> _Source material_:
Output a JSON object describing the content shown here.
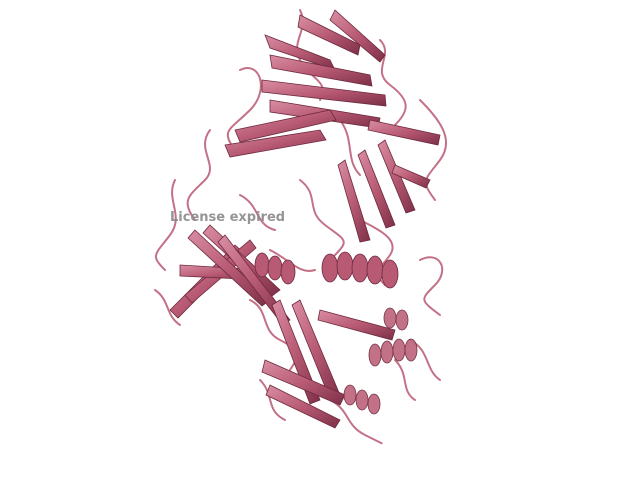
{
  "viewer": {
    "watermark_text": "License expired"
  },
  "render": {
    "representation": "cartoon",
    "background_color": "#ffffff",
    "ribbon_color": "#b85a74",
    "ribbon_dark": "#7d2f47",
    "ribbon_light": "#d98ea3",
    "loop_color": "#c06a80"
  }
}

> _Your objective_: Repeat the records above exactly, leaving out the pictures.

> _Final result_:
Output a JSON object describing the content shown here.
{
  "viewer": {
    "watermark_text": "License expired"
  },
  "render": {
    "representation": "cartoon",
    "background_color": "#ffffff",
    "ribbon_color": "#b85a74",
    "ribbon_dark": "#7d2f47",
    "ribbon_light": "#d98ea3",
    "loop_color": "#c06a80"
  }
}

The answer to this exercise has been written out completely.